— begin Raw data —

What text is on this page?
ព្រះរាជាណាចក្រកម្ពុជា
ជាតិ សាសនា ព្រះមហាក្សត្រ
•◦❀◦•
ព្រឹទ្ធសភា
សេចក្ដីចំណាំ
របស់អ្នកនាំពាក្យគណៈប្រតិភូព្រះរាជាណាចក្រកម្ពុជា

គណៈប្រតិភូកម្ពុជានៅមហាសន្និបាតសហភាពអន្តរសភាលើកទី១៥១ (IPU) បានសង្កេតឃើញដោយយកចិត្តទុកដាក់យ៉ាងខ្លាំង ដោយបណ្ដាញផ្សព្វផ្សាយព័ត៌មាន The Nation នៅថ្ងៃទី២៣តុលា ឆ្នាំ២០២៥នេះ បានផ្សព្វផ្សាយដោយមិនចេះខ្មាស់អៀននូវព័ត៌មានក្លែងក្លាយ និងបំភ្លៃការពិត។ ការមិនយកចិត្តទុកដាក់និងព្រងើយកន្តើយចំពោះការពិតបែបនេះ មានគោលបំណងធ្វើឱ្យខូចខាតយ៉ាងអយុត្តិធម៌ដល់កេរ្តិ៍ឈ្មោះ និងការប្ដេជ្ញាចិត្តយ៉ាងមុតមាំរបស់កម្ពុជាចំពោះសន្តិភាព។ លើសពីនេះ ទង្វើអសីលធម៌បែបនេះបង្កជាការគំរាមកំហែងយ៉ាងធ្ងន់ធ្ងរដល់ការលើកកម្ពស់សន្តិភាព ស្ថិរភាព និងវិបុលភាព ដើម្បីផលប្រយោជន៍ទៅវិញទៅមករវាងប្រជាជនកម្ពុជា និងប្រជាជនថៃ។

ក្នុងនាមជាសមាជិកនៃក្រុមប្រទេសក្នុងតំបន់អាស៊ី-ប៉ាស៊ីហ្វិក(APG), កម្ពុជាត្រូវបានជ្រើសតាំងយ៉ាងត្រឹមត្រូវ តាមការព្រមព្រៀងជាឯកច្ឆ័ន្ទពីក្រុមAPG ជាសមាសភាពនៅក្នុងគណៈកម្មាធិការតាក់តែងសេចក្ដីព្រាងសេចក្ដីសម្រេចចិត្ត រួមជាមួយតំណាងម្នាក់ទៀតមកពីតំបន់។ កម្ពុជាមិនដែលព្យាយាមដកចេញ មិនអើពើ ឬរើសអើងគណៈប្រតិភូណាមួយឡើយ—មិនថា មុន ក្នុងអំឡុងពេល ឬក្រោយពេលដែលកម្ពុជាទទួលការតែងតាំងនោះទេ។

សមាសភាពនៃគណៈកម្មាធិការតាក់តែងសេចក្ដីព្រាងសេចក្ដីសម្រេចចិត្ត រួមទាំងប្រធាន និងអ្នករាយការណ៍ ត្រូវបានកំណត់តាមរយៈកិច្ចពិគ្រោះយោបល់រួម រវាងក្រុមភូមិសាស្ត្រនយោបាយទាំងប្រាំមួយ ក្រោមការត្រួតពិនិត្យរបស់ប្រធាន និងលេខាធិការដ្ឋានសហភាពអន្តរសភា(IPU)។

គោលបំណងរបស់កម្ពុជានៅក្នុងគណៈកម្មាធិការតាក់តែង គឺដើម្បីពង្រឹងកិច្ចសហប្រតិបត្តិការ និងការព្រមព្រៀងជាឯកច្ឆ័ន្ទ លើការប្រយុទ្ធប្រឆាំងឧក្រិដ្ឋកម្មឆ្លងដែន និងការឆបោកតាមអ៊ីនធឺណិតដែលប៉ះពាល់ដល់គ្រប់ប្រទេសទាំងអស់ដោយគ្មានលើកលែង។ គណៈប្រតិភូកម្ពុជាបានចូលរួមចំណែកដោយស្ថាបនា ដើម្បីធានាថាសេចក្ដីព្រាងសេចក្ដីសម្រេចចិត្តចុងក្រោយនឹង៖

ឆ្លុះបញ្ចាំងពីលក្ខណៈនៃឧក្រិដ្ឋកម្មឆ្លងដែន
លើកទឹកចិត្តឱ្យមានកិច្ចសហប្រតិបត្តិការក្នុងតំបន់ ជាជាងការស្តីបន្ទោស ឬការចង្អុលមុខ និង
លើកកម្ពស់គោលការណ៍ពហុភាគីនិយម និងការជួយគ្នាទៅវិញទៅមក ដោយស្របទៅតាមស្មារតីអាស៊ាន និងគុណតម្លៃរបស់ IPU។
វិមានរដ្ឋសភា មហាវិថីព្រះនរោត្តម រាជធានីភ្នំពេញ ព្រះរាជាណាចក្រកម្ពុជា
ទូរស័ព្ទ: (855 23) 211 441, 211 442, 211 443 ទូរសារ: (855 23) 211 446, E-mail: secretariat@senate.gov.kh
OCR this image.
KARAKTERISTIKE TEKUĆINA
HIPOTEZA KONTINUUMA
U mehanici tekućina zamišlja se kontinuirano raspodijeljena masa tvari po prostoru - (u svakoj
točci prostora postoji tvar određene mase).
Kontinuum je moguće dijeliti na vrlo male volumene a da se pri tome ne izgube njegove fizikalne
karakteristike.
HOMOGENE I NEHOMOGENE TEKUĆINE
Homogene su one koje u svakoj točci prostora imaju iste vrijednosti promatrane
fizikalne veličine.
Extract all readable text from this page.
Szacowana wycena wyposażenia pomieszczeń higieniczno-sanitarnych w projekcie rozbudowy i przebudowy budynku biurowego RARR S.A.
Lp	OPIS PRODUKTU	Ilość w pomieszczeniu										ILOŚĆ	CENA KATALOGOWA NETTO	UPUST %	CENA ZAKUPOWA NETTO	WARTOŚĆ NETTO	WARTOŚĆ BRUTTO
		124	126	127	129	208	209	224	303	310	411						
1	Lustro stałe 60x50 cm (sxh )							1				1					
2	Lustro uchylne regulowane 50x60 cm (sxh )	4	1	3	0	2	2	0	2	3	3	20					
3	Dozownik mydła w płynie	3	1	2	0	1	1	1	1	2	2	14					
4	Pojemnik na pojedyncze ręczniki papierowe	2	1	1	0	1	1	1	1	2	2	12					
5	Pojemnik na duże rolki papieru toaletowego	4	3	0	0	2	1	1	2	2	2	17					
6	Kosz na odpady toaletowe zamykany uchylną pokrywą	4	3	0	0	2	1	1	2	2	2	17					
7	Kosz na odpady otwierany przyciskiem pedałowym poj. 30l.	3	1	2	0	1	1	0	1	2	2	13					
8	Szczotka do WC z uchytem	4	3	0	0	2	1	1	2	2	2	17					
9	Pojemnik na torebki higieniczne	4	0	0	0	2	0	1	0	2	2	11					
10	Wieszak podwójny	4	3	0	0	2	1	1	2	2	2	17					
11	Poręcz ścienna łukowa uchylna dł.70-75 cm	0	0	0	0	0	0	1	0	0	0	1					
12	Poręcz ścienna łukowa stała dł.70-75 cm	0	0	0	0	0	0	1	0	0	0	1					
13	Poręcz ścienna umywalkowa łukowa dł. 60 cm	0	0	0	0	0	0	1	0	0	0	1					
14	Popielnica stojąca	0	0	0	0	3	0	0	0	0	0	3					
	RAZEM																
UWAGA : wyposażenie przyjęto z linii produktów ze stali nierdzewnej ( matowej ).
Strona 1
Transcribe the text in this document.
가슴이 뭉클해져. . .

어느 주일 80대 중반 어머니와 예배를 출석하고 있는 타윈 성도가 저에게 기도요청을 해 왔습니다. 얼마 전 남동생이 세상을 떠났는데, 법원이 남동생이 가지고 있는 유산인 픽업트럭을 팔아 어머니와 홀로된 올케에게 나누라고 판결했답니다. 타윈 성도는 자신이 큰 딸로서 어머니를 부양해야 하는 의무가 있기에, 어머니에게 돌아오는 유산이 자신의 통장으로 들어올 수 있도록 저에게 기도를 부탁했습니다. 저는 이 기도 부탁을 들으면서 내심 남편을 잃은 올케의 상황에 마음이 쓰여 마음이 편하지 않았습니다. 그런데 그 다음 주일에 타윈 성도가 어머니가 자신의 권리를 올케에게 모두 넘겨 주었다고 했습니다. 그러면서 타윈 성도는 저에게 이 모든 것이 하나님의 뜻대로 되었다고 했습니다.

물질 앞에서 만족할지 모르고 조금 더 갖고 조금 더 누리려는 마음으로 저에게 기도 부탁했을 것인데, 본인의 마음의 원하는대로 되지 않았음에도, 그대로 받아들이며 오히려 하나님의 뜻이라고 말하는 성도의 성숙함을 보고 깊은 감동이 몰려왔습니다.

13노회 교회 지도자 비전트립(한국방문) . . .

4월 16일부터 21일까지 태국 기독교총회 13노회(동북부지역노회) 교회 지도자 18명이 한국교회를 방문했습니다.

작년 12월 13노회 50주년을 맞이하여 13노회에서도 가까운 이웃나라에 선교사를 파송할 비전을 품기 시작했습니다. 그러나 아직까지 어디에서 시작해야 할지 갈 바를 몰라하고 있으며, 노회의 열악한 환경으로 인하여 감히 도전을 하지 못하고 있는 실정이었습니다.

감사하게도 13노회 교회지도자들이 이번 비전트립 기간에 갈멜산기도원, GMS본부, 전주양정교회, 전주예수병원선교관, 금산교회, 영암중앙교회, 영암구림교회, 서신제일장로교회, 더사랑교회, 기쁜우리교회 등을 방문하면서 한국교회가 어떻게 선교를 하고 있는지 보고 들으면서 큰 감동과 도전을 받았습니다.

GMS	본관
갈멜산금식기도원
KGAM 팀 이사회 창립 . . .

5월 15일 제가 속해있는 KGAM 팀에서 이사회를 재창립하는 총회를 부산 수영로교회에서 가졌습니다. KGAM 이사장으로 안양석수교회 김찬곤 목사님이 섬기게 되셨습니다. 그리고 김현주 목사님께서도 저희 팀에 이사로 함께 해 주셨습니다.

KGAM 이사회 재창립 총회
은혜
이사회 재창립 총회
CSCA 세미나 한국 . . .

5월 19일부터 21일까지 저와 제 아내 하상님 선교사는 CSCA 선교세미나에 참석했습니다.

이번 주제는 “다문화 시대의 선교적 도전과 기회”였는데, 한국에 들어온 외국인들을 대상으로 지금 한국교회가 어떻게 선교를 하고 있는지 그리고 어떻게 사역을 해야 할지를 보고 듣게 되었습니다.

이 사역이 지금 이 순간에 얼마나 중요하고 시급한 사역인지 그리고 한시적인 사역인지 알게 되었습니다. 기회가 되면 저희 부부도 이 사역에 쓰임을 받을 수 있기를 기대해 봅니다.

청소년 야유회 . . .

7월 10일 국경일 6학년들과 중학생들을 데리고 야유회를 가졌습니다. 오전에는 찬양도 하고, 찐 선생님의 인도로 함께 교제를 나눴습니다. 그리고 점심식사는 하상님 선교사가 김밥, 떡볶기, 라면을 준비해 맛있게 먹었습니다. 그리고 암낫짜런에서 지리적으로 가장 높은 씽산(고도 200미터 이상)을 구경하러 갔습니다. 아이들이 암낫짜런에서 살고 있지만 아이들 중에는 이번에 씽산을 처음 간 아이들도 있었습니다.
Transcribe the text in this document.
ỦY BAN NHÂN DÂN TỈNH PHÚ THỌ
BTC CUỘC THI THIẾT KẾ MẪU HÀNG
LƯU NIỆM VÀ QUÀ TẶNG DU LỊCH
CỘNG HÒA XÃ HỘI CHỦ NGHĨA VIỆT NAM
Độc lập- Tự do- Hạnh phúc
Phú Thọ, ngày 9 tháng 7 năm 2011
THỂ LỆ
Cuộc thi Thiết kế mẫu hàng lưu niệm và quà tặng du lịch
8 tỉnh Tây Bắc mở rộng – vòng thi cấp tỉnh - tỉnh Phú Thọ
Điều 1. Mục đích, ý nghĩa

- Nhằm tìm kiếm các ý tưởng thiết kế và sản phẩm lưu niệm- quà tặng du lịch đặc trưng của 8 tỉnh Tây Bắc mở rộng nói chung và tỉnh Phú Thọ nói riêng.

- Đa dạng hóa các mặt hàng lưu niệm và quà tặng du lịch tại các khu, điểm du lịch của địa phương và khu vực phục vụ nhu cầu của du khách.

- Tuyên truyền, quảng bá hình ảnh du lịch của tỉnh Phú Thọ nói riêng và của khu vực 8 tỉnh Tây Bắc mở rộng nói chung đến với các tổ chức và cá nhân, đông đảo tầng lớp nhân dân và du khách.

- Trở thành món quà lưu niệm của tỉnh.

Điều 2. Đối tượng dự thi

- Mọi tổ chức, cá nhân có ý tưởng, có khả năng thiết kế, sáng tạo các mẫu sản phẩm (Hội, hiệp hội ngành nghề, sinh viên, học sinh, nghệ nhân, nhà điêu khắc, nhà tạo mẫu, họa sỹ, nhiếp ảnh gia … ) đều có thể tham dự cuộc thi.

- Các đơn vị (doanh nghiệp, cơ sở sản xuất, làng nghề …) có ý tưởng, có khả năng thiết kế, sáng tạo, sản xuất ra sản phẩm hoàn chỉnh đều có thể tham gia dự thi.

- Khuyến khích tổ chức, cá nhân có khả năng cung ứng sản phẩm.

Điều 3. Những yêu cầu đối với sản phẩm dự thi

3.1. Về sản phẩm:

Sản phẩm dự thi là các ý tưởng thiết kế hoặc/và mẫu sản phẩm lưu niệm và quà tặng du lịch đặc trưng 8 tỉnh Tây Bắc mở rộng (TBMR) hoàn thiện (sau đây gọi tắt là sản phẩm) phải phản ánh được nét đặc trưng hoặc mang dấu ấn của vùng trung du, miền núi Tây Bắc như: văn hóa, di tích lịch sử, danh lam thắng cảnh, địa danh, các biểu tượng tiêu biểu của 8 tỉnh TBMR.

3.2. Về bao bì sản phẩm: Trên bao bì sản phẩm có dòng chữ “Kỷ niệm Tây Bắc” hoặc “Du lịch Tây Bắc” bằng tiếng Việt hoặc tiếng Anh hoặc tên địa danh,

— end Raw data —

What you are asked to do. State the number of lines in the records that include "this", and write nothing else.

Exercise solution. 5